What to produce> A verbatim copy of the records is required, with all pictures left out.

START Given information

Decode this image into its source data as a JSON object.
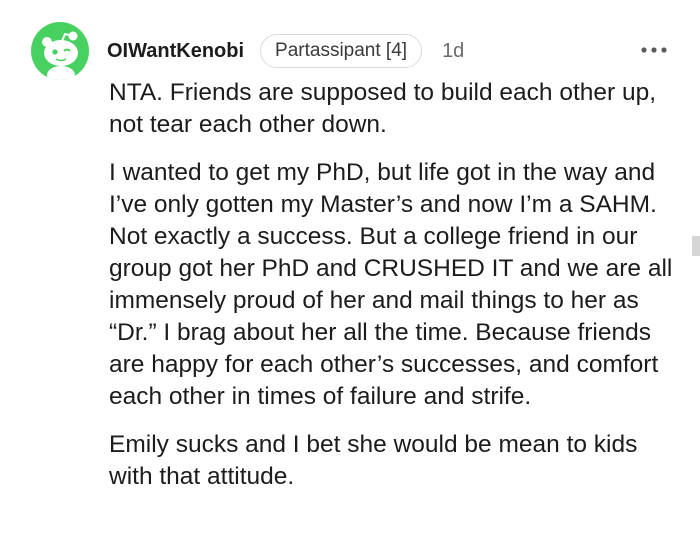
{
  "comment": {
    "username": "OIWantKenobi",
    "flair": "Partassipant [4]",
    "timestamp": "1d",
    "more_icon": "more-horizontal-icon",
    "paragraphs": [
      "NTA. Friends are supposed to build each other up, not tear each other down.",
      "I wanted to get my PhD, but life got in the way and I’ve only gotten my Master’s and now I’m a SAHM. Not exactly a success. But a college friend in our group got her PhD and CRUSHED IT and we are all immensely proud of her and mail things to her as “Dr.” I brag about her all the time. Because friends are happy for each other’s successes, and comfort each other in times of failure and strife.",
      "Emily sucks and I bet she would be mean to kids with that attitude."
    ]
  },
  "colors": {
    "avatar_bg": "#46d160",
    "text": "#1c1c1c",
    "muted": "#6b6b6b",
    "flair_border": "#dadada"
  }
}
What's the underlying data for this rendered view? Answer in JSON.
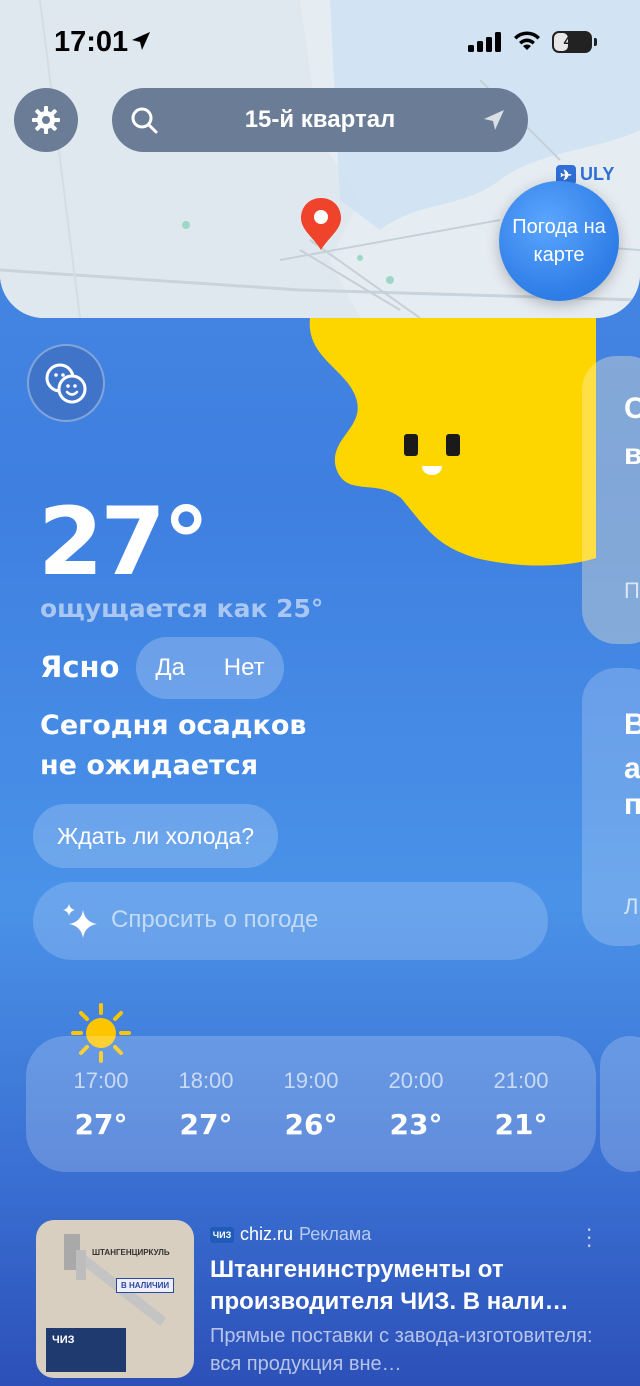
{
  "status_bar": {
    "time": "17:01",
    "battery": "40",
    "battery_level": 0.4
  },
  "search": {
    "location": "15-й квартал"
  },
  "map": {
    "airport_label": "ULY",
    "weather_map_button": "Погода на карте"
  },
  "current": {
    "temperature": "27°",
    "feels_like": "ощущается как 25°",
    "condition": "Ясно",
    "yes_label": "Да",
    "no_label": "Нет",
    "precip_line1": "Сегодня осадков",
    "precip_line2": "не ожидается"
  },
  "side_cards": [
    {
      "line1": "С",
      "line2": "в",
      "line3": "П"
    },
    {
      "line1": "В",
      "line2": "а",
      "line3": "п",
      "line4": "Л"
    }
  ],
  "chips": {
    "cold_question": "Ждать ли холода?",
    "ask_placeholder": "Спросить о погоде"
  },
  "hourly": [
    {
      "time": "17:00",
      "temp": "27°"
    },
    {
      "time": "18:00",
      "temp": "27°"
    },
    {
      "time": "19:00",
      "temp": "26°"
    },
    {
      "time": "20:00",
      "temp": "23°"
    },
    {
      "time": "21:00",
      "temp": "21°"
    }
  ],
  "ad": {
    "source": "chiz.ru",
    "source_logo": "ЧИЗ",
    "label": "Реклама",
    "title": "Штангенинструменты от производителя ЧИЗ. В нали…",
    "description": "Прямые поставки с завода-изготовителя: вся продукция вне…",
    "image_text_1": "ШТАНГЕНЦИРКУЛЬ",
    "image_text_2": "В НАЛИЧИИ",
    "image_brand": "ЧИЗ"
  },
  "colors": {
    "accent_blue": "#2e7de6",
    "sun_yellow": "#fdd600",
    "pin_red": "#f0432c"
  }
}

END Given information

Complete answer>
Decode this image into its source data as a JSON object.
{
  "comment": {
    "username": "OIWantKenobi",
    "flair": "Partassipant [4]",
    "timestamp": "1d",
    "more_icon": "more-horizontal-icon",
    "paragraphs": [
      "NTA. Friends are supposed to build each other up, not tear each other down.",
      "I wanted to get my PhD, but life got in the way and I’ve only gotten my Master’s and now I’m a SAHM. Not exactly a success. But a college friend in our group got her PhD and CRUSHED IT and we are all immensely proud of her and mail things to her as “Dr.” I brag about her all the time. Because friends are happy for each other’s successes, and comfort each other in times of failure and strife.",
      "Emily sucks and I bet she would be mean to kids with that attitude."
    ]
  },
  "colors": {
    "avatar_bg": "#46d160",
    "text": "#1c1c1c",
    "muted": "#6b6b6b",
    "flair_border": "#dadada"
  }
}
What's the underlying data for this rendered view? Answer in JSON.
{
  "status_bar": {
    "time": "17:01",
    "battery": "40",
    "battery_level": 0.4
  },
  "search": {
    "location": "15-й квартал"
  },
  "map": {
    "airport_label": "ULY",
    "weather_map_button": "Погода на карте"
  },
  "current": {
    "temperature": "27°",
    "feels_like": "ощущается как 25°",
    "condition": "Ясно",
    "yes_label": "Да",
    "no_label": "Нет",
    "precip_line1": "Сегодня осадков",
    "precip_line2": "не ожидается"
  },
  "side_cards": [
    {
      "line1": "С",
      "line2": "в",
      "line3": "П"
    },
    {
      "line1": "В",
      "line2": "а",
      "line3": "п",
      "line4": "Л"
    }
  ],
  "chips": {
    "cold_question": "Ждать ли холода?",
    "ask_placeholder": "Спросить о погоде"
  },
  "hourly": [
    {
      "time": "17:00",
      "temp": "27°"
    },
    {
      "time": "18:00",
      "temp": "27°"
    },
    {
      "time": "19:00",
      "temp": "26°"
    },
    {
      "time": "20:00",
      "temp": "23°"
    },
    {
      "time": "21:00",
      "temp": "21°"
    }
  ],
  "ad": {
    "source": "chiz.ru",
    "source_logo": "ЧИЗ",
    "label": "Реклама",
    "title": "Штангенинструменты от производителя ЧИЗ. В нали…",
    "description": "Прямые поставки с завода-изготовителя: вся продукция вне…",
    "image_text_1": "ШТАНГЕНЦИРКУЛЬ",
    "image_text_2": "В НАЛИЧИИ",
    "image_brand": "ЧИЗ"
  },
  "colors": {
    "accent_blue": "#2e7de6",
    "sun_yellow": "#fdd600",
    "pin_red": "#f0432c"
  }
}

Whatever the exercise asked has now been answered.